**Directive:** Reproduce the entire listing word for word.

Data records
BEGIN

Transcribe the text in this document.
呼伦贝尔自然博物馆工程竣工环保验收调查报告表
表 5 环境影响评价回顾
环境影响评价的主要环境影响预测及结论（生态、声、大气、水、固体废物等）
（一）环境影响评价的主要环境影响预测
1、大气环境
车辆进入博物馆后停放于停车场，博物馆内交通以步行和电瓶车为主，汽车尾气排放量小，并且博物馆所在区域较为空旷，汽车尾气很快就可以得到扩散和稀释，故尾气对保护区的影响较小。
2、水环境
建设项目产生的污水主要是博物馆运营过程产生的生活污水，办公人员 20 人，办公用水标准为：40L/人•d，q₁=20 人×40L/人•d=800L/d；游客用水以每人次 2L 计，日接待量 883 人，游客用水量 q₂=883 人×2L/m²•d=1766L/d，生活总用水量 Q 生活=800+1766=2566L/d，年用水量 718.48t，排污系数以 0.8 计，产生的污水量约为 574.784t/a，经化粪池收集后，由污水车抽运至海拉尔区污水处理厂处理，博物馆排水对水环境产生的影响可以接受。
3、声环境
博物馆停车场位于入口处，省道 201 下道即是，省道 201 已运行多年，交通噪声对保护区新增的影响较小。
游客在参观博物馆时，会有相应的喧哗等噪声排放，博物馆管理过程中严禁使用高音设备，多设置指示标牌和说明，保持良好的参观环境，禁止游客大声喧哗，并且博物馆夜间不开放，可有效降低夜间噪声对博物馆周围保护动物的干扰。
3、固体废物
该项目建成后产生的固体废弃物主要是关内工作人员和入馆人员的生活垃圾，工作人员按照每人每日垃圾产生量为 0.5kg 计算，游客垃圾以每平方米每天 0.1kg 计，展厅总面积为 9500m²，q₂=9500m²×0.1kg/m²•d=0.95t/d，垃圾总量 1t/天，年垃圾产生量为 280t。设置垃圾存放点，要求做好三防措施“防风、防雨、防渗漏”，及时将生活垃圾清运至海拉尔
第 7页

END

**Finished answer:**
Transcribe the text in this document.
呼伦贝尔自然博物馆工程竣工环保验收调查报告表
表 5 环境影响评价回顾
环境影响评价的主要环境影响预测及结论（生态、声、大气、水、固体废物等）
（一）环境影响评价的主要环境影响预测
1、大气环境
车辆进入博物馆后停放于停车场，博物馆内交通以步行和电瓶车为主，汽车尾气排放量小，并且博物馆所在区域较为空旷，汽车尾气很快就可以得到扩散和稀释，故尾气对保护区的影响较小。
2、水环境
建设项目产生的污水主要是博物馆运营过程产生的生活污水，办公人员 20 人，办公用水标准为：40L/人•d，q₁=20 人×40L/人•d=800L/d；游客用水以每人次 2L 计，日接待量 883 人，游客用水量 q₂=883 人×2L/m²•d=1766L/d，生活总用水量 Q 生活=800+1766=2566L/d，年用水量 718.48t，排污系数以 0.8 计，产生的污水量约为 574.784t/a，经化粪池收集后，由污水车抽运至海拉尔区污水处理厂处理，博物馆排水对水环境产生的影响可以接受。
3、声环境
博物馆停车场位于入口处，省道 201 下道即是，省道 201 已运行多年，交通噪声对保护区新增的影响较小。
游客在参观博物馆时，会有相应的喧哗等噪声排放，博物馆管理过程中严禁使用高音设备，多设置指示标牌和说明，保持良好的参观环境，禁止游客大声喧哗，并且博物馆夜间不开放，可有效降低夜间噪声对博物馆周围保护动物的干扰。
3、固体废物
该项目建成后产生的固体废弃物主要是关内工作人员和入馆人员的生活垃圾，工作人员按照每人每日垃圾产生量为 0.5kg 计算，游客垃圾以每平方米每天 0.1kg 计，展厅总面积为 9500m²，q₂=9500m²×0.1kg/m²•d=0.95t/d，垃圾总量 1t/天，年垃圾产生量为 280t。设置垃圾存放点，要求做好三防措施“防风、防雨、防渗漏”，及时将生活垃圾清运至海拉尔
第 7页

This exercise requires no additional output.